PASSAGE.
★ ★ ★ ★
For those who may have forgotten, the wehrmacht-like Israeli army and air-force killed and maimed thousands of Lebanese civilians, utterly destroyed thousands of homes and public buildings, and deliberately and knowingly massacred Lebanese civilians fleeing southern towns and villages during the war.
In the first days of that barbaric war, the Israeli air-force systematically targeted helpless civilians from the villages and hamlets of the South, such as Mirwaheen and Bayada, killing and maiming dozens of children and women. The images of the wanton slaughter were too gruesome to be described by words.
Entire families were exterminated by Israel's American supplied bombs when invading Israeli forces asked civilians to flee their villages. And when the civilians heeded the warnings, Israeli warplanes went into action, bombing the buses and vehicles carrying these hapless refugees northward toward Beirut, reducing dozens to incinerated pieces of human flesh.
The Nazi-like massacres were repeated several times throughout Lebanon, especially in the South and along the coast as Israeli warplanes targeted residential homes under the pretext that a person affiliated with Hizbullah was living there.
And the result was the extermination of entire families including toddlers, children, husbands, wives, grandmothers and grandfathers.
In addition, the Israeli air-force flattened Beirut's southern Dahiya, killing and maiming hundreds, and turning the largely residential area into a huge pile of rubble.
But the most outrageous war crime Israel committed during the war occurred in the closing days of the war when the Israeli chief of staff, Dan Halutz, ordered the air force to drop as many as 3000,000 cluster bomblets in and around residential areas throughout Lebanon.
★ ★ ★ ★
WHAT TO DO.
A. In the passage on the war in Lebanon, which two southern villages are named as places whose civilians the Israeli air force targeted in the first days of the war?
B. Continue the passage on the war in Lebanon from its last sentence.

EXTRACTED DATA.
★ ★ ★ ★
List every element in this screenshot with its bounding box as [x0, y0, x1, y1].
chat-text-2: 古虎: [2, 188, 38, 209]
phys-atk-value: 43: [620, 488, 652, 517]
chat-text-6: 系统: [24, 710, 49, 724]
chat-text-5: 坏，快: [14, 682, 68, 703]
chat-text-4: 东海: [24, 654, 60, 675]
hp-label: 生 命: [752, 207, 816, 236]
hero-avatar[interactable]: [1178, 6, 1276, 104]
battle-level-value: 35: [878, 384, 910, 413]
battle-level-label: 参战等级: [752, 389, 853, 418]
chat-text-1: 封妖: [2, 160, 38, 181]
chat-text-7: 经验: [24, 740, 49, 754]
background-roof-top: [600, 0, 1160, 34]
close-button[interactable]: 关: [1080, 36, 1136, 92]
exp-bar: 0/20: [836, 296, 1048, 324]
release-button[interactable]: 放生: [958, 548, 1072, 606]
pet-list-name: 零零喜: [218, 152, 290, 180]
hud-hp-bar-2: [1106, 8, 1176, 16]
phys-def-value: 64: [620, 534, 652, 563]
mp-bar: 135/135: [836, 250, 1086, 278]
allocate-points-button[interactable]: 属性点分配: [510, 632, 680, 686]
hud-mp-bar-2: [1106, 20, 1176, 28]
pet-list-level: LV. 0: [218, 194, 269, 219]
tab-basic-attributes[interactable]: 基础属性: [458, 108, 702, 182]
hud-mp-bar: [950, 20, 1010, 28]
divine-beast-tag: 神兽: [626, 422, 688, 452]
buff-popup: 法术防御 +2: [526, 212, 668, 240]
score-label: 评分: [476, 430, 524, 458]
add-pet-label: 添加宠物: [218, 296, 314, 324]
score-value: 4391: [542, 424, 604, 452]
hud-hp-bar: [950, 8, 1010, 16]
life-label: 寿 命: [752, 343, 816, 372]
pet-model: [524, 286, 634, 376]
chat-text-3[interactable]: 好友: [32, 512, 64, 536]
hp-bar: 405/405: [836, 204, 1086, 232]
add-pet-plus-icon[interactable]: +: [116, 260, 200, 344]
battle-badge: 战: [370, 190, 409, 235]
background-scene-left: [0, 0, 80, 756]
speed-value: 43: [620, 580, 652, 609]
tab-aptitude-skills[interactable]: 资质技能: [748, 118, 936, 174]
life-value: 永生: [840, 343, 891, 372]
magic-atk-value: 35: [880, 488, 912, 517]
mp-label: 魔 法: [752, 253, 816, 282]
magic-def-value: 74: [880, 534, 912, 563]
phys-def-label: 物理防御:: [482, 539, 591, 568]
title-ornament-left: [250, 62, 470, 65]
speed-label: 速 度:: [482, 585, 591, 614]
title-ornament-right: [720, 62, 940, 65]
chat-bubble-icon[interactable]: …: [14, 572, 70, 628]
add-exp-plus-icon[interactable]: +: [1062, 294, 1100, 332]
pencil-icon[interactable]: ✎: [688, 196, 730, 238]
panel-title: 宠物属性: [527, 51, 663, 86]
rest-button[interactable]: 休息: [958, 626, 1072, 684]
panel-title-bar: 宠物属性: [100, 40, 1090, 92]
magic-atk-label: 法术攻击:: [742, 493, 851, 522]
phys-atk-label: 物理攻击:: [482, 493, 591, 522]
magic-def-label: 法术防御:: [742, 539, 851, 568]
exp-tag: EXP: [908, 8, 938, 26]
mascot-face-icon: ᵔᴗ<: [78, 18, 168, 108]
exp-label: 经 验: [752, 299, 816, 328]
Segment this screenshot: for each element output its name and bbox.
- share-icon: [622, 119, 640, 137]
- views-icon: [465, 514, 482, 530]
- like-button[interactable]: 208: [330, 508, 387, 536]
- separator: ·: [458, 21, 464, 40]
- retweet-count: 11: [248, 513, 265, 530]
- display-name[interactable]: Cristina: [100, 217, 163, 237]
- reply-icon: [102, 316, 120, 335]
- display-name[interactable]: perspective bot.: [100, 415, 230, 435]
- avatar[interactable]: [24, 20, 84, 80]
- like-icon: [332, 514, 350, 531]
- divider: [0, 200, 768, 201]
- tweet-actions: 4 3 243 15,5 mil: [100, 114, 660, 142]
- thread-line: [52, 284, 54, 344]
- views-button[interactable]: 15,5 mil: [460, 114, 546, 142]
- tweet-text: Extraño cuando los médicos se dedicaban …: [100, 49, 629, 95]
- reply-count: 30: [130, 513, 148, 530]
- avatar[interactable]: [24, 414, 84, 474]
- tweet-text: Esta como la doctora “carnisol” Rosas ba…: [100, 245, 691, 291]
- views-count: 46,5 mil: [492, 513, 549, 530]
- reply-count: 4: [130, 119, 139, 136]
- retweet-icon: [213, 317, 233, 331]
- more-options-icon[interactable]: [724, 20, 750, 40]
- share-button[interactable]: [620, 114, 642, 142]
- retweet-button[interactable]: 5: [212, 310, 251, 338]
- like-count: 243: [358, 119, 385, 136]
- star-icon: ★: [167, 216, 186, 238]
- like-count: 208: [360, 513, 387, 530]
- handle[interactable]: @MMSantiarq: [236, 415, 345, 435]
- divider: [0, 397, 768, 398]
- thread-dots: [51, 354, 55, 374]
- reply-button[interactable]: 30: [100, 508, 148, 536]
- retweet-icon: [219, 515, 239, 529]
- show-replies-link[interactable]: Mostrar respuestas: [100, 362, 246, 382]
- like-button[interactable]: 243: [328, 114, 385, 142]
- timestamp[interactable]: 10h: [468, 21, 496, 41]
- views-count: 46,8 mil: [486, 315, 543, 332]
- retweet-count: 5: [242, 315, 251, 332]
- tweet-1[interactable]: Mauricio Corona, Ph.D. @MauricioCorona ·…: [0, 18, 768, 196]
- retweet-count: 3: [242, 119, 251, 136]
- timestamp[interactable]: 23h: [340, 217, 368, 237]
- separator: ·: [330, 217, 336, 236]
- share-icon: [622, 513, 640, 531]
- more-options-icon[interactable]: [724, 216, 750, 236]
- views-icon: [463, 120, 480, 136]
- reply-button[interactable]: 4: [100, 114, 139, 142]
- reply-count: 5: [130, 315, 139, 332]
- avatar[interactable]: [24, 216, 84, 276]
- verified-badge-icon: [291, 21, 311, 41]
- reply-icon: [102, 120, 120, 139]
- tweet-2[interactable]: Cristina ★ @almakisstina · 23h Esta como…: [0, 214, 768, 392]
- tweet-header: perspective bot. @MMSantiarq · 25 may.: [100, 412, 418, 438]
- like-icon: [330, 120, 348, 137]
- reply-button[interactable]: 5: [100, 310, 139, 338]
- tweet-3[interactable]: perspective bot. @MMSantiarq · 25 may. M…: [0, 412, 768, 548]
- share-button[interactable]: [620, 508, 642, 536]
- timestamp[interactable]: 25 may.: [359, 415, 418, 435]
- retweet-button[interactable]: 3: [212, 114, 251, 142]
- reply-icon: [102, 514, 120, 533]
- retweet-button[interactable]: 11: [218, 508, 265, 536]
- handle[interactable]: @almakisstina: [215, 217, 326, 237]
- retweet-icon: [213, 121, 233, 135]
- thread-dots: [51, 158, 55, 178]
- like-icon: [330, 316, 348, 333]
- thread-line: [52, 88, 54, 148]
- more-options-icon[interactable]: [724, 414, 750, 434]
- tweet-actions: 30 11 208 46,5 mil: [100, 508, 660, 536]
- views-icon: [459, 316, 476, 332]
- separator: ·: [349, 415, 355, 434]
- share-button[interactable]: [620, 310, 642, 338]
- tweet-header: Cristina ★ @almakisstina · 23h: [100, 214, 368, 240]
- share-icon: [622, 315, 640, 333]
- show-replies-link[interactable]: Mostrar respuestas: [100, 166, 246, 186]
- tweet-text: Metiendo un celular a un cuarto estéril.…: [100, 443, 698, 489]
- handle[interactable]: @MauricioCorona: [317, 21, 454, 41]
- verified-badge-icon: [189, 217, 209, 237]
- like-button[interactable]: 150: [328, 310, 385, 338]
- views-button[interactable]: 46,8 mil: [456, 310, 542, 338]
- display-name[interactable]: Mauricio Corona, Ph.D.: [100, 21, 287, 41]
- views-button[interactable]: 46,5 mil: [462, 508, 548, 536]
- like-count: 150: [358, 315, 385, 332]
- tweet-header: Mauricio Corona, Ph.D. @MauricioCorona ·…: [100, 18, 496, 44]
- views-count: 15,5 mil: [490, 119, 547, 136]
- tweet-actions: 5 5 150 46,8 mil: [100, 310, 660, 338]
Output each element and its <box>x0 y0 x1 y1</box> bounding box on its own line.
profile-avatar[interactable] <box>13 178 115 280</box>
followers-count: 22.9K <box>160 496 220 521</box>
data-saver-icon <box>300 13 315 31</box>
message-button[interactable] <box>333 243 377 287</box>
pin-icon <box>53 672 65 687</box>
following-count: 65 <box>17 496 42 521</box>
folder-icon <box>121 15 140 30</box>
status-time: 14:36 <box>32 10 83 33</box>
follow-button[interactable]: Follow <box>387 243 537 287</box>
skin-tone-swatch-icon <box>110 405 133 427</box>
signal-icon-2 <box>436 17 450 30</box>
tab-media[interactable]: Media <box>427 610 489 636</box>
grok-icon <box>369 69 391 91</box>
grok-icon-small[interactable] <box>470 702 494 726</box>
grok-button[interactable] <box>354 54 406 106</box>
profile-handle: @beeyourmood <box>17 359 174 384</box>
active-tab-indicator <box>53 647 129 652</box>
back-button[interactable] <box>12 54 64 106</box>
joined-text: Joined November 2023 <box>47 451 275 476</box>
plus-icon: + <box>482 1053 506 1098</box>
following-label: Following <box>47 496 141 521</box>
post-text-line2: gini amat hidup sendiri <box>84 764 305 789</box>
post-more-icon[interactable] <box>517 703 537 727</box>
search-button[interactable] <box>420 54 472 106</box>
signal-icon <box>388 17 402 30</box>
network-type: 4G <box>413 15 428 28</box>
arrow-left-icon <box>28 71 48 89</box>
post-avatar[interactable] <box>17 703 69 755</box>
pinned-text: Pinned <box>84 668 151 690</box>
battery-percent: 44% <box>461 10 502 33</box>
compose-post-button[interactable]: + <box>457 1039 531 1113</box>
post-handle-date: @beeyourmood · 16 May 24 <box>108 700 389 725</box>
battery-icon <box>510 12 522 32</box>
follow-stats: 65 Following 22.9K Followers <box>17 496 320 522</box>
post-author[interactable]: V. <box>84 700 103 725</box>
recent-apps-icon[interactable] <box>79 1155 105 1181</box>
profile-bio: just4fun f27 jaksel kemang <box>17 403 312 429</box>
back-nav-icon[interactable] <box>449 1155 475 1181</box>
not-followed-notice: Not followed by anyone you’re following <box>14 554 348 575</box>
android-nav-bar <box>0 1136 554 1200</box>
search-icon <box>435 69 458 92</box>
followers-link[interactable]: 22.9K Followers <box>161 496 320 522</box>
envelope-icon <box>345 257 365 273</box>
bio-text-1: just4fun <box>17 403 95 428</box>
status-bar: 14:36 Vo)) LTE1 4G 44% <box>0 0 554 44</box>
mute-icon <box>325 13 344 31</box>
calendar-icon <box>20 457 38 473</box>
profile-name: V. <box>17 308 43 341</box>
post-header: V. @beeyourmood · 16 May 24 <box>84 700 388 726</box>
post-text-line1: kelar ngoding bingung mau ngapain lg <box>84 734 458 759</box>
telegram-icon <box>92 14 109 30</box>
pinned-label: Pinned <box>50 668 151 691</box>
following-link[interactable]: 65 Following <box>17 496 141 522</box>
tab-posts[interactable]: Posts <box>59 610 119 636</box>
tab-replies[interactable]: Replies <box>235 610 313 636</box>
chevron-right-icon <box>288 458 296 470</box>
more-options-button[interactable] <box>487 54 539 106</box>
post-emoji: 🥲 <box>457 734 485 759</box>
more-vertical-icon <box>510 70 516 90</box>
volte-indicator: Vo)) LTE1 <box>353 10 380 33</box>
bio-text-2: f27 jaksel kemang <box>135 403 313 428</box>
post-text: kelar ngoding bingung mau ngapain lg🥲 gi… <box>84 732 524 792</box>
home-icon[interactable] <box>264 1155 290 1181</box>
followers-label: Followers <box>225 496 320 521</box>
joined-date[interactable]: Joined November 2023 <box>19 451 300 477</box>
★ ★ ★ ★
WRITTEN ANSWERS.
A. Mirwaheen and Bayada.

B.
This Nazi-like carpet bombing had a holocaustic proportions since three million bombs could, theoretically, kill at least three million children. Indeed, the killing and/or maiming of that many people would be at least half a holocaust by "Jewish standards."
The genocidal danger is, of course, far from being hypothetical. Nearly every day Lebanese civilians, including peasants, farmers, shepherds and school children are maimed and killed by these unexploded Jewish presents.
Needless to say, Israeli political and military leaders knew this fact well beforehand, which makes people like Olmert, Defense Minister Amir Peretz and Halutz bona fide war criminals very much like Nazis political and military leaders.
Shameless and criminal-minded Israeli leaders would never publicly admit that they committed horrible war crimes against innocent civilians.
A few moths ago, Likud leader Benyamin Netanyahu in an interview with al Jazeera English channel sought to justify the wanton bombing of Lebanon by citing the British RAF bombing of German cities in the closing months of WWII.
Unfortunately, the pornographically corrupt analogy went unanswered by al-Jazeera's David Frost who conducted the interview with Netanyahu.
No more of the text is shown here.